Copy the full set of lines exactly as given.

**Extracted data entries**
--
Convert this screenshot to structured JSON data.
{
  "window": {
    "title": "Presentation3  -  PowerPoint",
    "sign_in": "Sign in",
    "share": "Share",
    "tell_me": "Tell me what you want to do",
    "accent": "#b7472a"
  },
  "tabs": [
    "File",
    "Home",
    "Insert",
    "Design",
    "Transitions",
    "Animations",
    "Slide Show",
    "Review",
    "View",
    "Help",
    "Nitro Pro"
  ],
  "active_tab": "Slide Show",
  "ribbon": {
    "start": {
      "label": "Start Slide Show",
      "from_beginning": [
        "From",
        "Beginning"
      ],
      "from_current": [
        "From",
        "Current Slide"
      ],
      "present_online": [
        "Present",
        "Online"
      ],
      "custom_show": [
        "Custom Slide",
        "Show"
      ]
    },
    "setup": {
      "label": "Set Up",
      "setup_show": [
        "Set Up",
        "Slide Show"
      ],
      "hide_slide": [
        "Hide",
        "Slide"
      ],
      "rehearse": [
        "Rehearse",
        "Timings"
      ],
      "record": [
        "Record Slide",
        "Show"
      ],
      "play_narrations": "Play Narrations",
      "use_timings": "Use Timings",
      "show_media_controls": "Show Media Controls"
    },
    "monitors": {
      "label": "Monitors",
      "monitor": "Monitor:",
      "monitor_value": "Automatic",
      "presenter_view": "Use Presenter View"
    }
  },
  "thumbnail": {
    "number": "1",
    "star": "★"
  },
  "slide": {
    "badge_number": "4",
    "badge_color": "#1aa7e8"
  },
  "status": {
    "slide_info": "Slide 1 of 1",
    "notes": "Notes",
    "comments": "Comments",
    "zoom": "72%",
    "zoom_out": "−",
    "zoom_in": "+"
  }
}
--
**Task solution**
Convert this screenshot to structured JSON data.
{
  "window": {
    "title": "Presentation3  -  PowerPoint",
    "sign_in": "Sign in",
    "share": "Share",
    "tell_me": "Tell me what you want to do",
    "accent": "#b7472a"
  },
  "tabs": [
    "File",
    "Home",
    "Insert",
    "Design",
    "Transitions",
    "Animations",
    "Slide Show",
    "Review",
    "View",
    "Help",
    "Nitro Pro"
  ],
  "active_tab": "Slide Show",
  "ribbon": {
    "start": {
      "label": "Start Slide Show",
      "from_beginning": [
        "From",
        "Beginning"
      ],
      "from_current": [
        "From",
        "Current Slide"
      ],
      "present_online": [
        "Present",
        "Online"
      ],
      "custom_show": [
        "Custom Slide",
        "Show"
      ]
    },
    "setup": {
      "label": "Set Up",
      "setup_show": [
        "Set Up",
        "Slide Show"
      ],
      "hide_slide": [
        "Hide",
        "Slide"
      ],
      "rehearse": [
        "Rehearse",
        "Timings"
      ],
      "record": [
        "Record Slide",
        "Show"
      ],
      "play_narrations": "Play Narrations",
      "use_timings": "Use Timings",
      "show_media_controls": "Show Media Controls"
    },
    "monitors": {
      "label": "Monitors",
      "monitor": "Monitor:",
      "monitor_value": "Automatic",
      "presenter_view": "Use Presenter View"
    }
  },
  "thumbnail": {
    "number": "1",
    "star": "★"
  },
  "slide": {
    "badge_number": "4",
    "badge_color": "#1aa7e8"
  },
  "status": {
    "slide_info": "Slide 1 of 1",
    "notes": "Notes",
    "comments": "Comments",
    "zoom": "72%",
    "zoom_out": "−",
    "zoom_in": "+"
  }
}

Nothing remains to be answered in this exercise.